CHALLENGE = Write out every entry word for word.

AVAILABLE DATA =

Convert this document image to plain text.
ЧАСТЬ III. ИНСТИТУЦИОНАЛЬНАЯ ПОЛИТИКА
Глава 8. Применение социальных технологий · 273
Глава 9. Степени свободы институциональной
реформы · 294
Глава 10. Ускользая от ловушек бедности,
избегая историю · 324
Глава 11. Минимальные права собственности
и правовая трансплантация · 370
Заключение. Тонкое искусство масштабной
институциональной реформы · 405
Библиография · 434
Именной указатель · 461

RIGHT ANSWER =
Convert this document image to plain text.
ЧАСТЬ III. ИНСТИТУЦИОНАЛЬНАЯ ПОЛИТИКА
Глава 8. Применение социальных технологий · 273
Глава 9. Степени свободы институциональной
реформы · 294
Глава 10. Ускользая от ловушек бедности,
избегая историю · 324
Глава 11. Минимальные права собственности
и правовая трансплантация · 370
Заключение. Тонкое искусство масштабной
институциональной реформы · 405
Библиография · 434
Именной указатель · 461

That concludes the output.